Task statement -> Below is a listing; reproduce each line of it exactly.

Rows ->
= = =
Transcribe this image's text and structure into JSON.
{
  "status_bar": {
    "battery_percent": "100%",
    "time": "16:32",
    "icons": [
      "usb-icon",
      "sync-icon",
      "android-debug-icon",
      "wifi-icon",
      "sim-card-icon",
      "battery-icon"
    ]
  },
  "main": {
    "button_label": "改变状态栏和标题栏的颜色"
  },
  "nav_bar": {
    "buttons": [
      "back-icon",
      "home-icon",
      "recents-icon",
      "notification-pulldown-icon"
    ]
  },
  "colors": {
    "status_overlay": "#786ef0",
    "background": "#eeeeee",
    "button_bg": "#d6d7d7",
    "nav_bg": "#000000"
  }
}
= = =
Worked solution ->
Transcribe this image's text and structure into JSON.
{
  "status_bar": {
    "battery_percent": "100%",
    "time": "16:32",
    "icons": [
      "usb-icon",
      "sync-icon",
      "android-debug-icon",
      "wifi-icon",
      "sim-card-icon",
      "battery-icon"
    ]
  },
  "main": {
    "button_label": "改变状态栏和标题栏的颜色"
  },
  "nav_bar": {
    "buttons": [
      "back-icon",
      "home-icon",
      "recents-icon",
      "notification-pulldown-icon"
    ]
  },
  "colors": {
    "status_overlay": "#786ef0",
    "background": "#eeeeee",
    "button_bg": "#d6d7d7",
    "nav_bg": "#000000"
  }
}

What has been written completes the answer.